## BRANO FORNITO
+++++

Poco aiuto, tanta consapevolezza
«L’obesità è una malattia, ma molte persone pensano che ne sia affetto solo chi ha un peso spropositato e altre nascondono il problema dicendosi: “Sto bene, ho una vita soddisfacente, perché dovrei farmi curare?”» spiega la dottoressa Maria Letizia Petroni, del Servizio di nutrizione clinica e metabolismo al Policlinico Sant’Orsola Bologna.
Tanti poi sono convinti di potercela fare con una dieta e il movimento fisico. Lo stile di vita è importante, ma il limite ormai riconosciuto di una dieta, spesso fai-da-te e scelta a caso, è che non funziona in assenza di un’educazione alimentare: «Bisogna imparare a riconoscere i segnali della fame e quelli di sazietà o capire insieme al medico se si tratta di fame nervosa» spiega Maria Letizia Petroni. «Un regime alimentare è come un abito: va preso della misura giusta, non deve farmi dimagrire troppo in fretta o forzare l’organismo a dimagrire se a un certo punto il peso si arresta. Occorre procedere per gradi, arrivando a perdere il 15 per cento del peso e poi mantenerlo almeno una volta e mezzo il periodo di dimagrimento. La verità è che non è detto che si debba sempre ricorrere a una restrizione calorica».
Oggi sono nati centri con questo approccio e nel box sotto scopri come trovare quello più vicino a te. In uno di questi lavora la dottoressa Petroni. «Noi sottoponiamo i pazienti a sedute di gruppo o di auto aiuto. Laura, 49 anni, guidata da una dietista ma senza fare una dieta vera e propria, è scesa nel giro di un anno da 98 a 81 chili. Poi ha gestito il mantenimento in autonomia, applicando strategie come quella del semaforo: verde, sta andando tutto bene; giallo (un chilo in più), servono attività fisica e un diario di automonitoraggio; rosso: meglio tornare dal medico».

+++++

## DOMANDE SUL MATERIALE
#1 Stampa la parte del brano sull'obesità che comincia con le parole "Poco aiuto, tanta" e si ferma dopo "Policlinico Sant’Orsola Bologna.".
#2 Nel brano sull'obesità, quanto pesava Laura dopo un anno di percorso con la dietista?

## DATI FORNITI

+++++

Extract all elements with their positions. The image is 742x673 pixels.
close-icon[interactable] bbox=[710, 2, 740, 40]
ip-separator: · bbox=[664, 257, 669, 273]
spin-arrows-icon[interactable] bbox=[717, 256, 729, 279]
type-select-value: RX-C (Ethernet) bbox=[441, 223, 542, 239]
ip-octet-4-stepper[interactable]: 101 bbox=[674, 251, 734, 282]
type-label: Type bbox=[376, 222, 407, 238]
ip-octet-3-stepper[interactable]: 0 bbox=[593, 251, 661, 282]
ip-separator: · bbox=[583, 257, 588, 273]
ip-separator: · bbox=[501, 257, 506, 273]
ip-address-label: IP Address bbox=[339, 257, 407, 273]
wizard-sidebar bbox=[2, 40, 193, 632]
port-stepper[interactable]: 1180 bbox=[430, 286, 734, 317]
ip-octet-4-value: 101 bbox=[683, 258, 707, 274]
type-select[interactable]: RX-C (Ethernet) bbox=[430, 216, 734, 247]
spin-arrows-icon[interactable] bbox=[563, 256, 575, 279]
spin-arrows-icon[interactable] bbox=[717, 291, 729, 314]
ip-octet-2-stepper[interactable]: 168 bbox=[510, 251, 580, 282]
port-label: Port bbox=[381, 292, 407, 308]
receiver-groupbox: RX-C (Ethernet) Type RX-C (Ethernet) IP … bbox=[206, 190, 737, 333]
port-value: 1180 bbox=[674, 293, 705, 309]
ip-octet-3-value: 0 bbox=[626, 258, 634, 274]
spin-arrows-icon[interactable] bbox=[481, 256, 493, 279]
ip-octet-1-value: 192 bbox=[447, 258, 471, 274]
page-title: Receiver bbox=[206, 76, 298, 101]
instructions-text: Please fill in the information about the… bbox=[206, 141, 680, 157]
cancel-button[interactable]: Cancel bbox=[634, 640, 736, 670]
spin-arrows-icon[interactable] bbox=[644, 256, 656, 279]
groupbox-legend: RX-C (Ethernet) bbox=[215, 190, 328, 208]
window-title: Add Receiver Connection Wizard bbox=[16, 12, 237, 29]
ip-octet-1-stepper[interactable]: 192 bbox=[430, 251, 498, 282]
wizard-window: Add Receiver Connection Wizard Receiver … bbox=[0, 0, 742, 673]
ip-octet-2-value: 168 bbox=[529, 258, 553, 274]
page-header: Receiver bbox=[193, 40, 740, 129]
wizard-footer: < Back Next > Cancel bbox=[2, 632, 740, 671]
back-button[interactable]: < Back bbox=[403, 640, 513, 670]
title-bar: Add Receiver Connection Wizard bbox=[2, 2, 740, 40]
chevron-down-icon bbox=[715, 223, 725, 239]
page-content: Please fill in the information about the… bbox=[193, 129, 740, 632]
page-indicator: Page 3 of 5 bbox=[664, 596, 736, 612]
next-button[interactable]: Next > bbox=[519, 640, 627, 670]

+++++

## ELENCO SOLUZIONI
#1
Poco aiuto, tanta consapevolezza
«L’obesità è una malattia, ma molte persone pensano che ne sia affetto solo chi ha un peso spropositato e altre nascondono il problema dicendosi: “Sto bene, ho una vita soddisfacente, perché dovrei farmi curare?”» spiega la dottoressa Maria Letizia Petroni, del Servizio di nutrizione clinica e metabolismo al Policlinico Sant’Orsola Bologna.

#2 81 chili (era partita da 98).